[Extracted data entries]
>> START

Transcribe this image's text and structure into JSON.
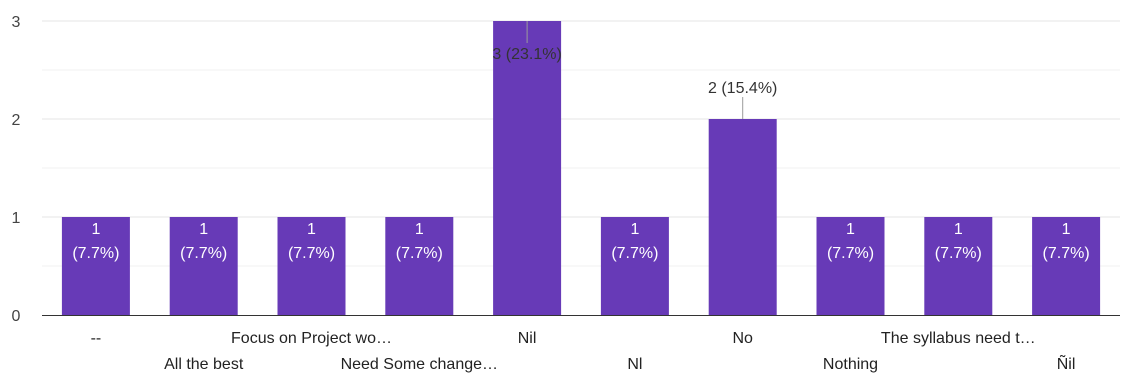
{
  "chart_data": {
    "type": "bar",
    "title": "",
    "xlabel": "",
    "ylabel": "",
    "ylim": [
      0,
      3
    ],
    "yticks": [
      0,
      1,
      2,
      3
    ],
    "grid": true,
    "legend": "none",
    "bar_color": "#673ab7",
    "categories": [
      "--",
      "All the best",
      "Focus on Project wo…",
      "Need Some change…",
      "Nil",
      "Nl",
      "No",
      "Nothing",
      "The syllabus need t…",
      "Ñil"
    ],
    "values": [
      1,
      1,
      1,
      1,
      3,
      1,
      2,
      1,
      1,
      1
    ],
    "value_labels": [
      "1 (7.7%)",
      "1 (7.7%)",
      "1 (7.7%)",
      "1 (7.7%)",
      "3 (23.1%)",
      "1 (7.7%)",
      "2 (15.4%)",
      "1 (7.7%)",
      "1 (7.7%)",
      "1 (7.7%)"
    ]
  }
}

>> END
>> START

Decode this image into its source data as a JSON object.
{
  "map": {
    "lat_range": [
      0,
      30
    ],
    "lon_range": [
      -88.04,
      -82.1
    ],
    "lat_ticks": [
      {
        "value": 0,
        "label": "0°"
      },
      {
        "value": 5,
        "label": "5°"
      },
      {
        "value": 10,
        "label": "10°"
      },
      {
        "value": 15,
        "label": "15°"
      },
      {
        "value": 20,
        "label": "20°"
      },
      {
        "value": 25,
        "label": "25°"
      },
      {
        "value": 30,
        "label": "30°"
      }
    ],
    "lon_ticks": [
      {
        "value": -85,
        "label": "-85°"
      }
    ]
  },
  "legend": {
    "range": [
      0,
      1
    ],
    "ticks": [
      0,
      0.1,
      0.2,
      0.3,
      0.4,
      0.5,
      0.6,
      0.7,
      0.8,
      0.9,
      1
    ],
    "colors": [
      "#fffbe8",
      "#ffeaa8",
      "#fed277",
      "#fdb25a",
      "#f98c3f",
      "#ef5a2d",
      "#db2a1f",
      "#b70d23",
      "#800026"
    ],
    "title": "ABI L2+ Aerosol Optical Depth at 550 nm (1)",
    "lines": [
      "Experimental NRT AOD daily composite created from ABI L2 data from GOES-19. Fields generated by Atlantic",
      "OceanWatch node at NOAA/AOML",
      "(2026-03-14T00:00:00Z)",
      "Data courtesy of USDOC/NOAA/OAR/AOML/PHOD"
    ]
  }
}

>> END

Task: Give only the number of lines in the entries that contain "JSON".

Completed task: 2